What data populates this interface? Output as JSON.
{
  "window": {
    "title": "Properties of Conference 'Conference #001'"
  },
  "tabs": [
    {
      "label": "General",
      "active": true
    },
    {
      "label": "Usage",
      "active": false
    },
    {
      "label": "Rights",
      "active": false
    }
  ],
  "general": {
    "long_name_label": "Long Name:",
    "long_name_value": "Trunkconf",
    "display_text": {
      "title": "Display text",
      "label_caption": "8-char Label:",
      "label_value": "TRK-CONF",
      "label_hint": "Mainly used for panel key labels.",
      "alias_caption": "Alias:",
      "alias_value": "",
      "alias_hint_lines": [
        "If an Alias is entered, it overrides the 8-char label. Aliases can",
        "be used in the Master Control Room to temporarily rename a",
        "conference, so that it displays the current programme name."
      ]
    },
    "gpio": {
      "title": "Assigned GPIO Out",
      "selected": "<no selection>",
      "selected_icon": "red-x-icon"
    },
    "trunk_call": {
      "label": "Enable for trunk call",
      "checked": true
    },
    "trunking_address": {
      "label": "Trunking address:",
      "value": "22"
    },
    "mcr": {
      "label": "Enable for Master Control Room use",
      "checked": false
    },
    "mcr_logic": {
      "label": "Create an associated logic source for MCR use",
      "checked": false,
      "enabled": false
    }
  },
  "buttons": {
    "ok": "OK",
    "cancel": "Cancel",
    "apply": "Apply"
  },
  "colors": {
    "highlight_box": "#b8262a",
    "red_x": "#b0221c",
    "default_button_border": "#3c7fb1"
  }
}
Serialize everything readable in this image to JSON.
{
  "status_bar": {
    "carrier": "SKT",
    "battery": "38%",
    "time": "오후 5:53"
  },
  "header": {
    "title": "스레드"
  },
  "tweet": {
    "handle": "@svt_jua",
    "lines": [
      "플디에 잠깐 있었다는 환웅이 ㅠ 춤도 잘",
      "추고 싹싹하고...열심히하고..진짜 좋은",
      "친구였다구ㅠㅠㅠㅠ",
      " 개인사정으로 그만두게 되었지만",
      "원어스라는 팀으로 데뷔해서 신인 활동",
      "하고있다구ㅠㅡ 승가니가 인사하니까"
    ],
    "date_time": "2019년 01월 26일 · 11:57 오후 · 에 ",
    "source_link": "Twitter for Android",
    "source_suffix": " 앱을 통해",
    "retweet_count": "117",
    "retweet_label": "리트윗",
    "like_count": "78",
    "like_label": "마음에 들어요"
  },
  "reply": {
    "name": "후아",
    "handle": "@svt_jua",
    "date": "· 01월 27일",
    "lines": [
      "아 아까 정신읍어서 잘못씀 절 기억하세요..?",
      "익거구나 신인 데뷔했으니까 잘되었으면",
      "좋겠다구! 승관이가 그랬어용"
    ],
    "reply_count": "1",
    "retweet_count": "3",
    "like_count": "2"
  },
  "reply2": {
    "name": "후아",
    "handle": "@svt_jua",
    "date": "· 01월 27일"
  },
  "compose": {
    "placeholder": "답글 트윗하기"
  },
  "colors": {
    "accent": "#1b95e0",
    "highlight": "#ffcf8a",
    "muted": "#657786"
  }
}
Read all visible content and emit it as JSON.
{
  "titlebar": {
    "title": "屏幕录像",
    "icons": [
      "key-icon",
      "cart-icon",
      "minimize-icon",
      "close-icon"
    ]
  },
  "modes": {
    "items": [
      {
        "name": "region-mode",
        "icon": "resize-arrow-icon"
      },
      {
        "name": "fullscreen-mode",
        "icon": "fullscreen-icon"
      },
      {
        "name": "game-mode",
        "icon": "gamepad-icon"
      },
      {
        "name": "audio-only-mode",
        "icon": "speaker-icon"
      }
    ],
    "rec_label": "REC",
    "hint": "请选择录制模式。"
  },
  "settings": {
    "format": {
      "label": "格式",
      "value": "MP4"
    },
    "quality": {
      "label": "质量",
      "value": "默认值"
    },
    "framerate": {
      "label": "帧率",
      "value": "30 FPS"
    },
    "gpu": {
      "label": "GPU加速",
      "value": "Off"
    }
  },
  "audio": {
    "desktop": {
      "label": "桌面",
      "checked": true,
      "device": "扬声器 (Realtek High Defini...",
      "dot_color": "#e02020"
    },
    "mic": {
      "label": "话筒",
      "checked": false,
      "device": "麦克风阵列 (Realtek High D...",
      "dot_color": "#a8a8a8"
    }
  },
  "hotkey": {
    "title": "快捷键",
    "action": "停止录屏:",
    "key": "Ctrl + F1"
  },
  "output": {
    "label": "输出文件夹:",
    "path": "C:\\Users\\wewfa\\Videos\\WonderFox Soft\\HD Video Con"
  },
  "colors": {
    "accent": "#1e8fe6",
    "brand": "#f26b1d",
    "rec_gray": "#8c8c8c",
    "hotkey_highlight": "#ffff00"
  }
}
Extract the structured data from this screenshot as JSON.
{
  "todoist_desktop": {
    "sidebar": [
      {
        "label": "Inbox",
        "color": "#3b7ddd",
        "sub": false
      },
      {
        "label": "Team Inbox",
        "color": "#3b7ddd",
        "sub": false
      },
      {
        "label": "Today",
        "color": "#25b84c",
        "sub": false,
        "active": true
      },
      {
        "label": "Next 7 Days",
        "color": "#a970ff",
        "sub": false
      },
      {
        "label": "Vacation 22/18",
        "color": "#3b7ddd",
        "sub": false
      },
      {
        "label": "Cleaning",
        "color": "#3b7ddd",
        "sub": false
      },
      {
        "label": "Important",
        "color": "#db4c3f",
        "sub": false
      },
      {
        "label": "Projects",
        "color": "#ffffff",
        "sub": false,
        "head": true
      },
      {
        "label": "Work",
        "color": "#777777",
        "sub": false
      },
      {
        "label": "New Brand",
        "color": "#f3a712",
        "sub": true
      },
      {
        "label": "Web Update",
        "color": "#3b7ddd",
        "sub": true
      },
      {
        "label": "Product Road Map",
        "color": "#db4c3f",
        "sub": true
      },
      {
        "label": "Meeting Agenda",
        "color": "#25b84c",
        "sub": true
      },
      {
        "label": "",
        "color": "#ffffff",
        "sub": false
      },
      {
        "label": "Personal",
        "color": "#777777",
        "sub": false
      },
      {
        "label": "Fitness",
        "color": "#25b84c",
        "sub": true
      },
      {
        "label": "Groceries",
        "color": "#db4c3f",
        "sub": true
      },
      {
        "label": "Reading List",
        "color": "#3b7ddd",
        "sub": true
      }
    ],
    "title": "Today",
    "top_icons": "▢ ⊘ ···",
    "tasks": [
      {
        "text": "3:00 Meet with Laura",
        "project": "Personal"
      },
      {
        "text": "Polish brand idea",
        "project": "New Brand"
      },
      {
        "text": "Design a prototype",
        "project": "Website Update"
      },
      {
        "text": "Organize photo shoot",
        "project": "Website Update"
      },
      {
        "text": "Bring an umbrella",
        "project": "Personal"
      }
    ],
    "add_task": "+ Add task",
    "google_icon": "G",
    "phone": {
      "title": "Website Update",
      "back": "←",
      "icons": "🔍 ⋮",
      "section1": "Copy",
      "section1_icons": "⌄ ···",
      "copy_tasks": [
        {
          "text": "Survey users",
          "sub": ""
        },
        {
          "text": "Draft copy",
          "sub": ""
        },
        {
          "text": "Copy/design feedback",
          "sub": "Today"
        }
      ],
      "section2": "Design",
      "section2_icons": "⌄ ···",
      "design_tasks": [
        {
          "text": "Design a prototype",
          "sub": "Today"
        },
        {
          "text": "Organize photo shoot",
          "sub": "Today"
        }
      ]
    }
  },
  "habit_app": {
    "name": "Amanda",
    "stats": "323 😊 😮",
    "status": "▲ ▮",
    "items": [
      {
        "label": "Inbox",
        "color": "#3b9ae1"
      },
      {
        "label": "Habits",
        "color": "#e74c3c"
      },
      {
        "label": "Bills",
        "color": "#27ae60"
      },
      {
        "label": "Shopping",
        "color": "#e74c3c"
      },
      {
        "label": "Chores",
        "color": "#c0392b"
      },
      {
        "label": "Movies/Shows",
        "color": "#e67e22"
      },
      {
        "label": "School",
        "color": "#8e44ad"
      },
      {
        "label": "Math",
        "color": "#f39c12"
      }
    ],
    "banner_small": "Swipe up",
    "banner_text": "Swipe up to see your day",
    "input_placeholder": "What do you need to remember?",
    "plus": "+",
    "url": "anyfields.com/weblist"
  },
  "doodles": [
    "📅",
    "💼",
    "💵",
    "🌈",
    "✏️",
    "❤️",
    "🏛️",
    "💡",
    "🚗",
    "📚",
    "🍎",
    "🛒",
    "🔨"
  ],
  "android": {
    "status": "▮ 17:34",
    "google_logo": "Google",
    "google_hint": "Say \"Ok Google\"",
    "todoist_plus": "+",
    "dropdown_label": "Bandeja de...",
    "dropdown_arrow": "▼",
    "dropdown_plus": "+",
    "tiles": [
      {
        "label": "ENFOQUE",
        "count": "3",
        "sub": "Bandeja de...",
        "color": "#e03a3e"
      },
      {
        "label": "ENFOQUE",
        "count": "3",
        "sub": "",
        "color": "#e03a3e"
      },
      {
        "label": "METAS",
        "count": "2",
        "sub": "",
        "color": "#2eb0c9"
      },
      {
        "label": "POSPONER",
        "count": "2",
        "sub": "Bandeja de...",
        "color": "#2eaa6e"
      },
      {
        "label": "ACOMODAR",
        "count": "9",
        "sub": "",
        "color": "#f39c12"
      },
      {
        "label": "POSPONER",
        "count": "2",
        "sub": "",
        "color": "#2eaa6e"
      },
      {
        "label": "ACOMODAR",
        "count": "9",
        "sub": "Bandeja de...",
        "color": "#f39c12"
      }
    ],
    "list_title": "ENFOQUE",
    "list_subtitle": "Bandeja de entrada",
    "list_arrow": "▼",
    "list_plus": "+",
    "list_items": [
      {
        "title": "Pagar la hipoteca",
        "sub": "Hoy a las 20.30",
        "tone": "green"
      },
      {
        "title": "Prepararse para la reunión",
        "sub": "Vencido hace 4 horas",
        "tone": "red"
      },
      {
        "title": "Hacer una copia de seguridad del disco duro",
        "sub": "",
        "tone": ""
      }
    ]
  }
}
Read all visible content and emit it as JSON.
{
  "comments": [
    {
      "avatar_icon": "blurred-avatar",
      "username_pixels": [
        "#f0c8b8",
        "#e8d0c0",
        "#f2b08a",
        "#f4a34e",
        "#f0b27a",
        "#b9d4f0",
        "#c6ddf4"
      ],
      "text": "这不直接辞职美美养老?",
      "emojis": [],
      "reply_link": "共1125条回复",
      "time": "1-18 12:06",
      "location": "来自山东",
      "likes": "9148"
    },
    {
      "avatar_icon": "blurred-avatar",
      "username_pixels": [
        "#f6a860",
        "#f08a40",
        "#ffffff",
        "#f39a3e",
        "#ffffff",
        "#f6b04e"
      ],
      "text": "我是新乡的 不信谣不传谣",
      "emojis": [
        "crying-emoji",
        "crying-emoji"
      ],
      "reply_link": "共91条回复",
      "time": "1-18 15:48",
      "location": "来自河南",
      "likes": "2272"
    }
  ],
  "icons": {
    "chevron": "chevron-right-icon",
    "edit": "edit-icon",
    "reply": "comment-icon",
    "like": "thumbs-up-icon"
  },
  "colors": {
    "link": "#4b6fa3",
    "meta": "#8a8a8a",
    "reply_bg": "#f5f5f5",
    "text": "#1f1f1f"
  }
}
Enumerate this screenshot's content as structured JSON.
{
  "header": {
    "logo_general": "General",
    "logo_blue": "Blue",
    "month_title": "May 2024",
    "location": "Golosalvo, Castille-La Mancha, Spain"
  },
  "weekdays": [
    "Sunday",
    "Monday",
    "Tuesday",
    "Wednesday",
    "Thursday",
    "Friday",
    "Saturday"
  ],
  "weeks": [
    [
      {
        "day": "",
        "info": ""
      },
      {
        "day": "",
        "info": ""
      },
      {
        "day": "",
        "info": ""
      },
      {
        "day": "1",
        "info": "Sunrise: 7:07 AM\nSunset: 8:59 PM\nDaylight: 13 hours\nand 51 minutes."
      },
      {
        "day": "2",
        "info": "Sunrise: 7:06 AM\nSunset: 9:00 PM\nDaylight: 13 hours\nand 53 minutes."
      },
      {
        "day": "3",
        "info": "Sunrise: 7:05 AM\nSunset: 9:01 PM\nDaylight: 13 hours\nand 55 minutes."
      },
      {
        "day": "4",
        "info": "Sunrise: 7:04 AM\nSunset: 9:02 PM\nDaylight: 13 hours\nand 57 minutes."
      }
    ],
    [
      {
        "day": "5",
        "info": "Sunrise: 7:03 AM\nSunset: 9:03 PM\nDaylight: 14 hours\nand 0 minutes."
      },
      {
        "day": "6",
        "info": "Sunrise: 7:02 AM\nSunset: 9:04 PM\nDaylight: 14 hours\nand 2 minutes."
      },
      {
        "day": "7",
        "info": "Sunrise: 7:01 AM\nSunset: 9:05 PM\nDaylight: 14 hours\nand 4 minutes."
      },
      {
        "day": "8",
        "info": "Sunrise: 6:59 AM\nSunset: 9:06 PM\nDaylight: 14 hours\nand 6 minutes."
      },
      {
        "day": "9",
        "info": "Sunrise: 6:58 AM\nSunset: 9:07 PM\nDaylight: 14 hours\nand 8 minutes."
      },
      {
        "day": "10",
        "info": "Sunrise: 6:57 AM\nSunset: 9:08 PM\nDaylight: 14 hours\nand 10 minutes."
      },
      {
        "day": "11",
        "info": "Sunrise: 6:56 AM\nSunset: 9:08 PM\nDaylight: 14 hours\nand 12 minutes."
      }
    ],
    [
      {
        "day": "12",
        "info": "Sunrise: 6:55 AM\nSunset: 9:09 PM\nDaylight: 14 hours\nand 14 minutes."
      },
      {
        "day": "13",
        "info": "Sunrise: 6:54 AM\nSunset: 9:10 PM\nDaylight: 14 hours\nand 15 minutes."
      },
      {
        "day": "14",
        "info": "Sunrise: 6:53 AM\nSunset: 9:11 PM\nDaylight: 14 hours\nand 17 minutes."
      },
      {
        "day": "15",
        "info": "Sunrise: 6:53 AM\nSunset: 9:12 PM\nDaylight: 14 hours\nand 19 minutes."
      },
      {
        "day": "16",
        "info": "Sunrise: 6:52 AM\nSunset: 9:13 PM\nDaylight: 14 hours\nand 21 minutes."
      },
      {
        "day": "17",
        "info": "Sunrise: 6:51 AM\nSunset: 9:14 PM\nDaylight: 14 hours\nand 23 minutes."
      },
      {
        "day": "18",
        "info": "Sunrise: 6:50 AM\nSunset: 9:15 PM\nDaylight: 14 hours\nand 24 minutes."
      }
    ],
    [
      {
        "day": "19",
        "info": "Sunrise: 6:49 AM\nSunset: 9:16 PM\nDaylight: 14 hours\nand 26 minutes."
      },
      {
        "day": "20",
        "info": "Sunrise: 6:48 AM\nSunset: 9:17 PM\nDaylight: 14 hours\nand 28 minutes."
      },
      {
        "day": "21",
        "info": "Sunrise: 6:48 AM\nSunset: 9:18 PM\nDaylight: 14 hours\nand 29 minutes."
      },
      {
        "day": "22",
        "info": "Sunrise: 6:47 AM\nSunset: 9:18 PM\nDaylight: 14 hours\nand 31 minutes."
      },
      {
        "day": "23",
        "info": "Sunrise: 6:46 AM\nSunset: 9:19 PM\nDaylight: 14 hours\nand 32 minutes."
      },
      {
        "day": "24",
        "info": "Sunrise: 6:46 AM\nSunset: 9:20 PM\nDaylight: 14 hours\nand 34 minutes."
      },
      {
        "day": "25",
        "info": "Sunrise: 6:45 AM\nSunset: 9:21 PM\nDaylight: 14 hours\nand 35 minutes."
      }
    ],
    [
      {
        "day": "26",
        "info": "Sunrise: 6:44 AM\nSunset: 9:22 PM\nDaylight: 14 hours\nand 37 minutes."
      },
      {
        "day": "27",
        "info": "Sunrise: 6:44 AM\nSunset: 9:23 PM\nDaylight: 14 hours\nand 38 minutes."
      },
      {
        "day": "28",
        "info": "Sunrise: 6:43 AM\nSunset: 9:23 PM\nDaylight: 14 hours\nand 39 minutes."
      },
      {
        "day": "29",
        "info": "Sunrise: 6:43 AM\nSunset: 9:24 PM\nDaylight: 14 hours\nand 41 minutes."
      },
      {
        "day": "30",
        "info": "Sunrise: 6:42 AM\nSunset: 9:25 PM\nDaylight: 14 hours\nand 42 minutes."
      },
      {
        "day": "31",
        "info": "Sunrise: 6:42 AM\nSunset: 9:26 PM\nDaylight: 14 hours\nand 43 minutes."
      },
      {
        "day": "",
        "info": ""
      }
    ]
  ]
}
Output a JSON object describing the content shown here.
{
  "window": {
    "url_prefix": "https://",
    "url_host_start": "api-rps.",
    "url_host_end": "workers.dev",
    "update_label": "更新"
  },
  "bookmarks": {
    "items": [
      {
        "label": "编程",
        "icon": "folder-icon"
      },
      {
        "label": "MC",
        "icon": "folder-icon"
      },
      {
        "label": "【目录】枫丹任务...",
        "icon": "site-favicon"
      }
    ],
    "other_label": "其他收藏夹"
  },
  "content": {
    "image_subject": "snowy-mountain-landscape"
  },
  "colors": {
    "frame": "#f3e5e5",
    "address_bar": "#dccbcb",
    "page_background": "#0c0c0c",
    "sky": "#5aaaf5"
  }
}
● ● ●
Only the lines from the one containing "Output a JSON" through the end of the material should be reproduced, exactly, with both ends included.

Output a JSON object describing the content shown here.
{
  "window": {
    "url_prefix": "https://",
    "url_host_start": "api-rps.",
    "url_host_end": "workers.dev",
    "update_label": "更新"
  },
  "bookmarks": {
    "items": [
      {
        "label": "编程",
        "icon": "folder-icon"
      },
      {
        "label": "MC",
        "icon": "folder-icon"
      },
      {
        "label": "【目录】枫丹任务...",
        "icon": "site-favicon"
      }
    ],
    "other_label": "其他收藏夹"
  },
  "content": {
    "image_subject": "snowy-mountain-landscape"
  },
  "colors": {
    "frame": "#f3e5e5",
    "address_bar": "#dccbcb",
    "page_background": "#0c0c0c",
    "sky": "#5aaaf5"
  }
}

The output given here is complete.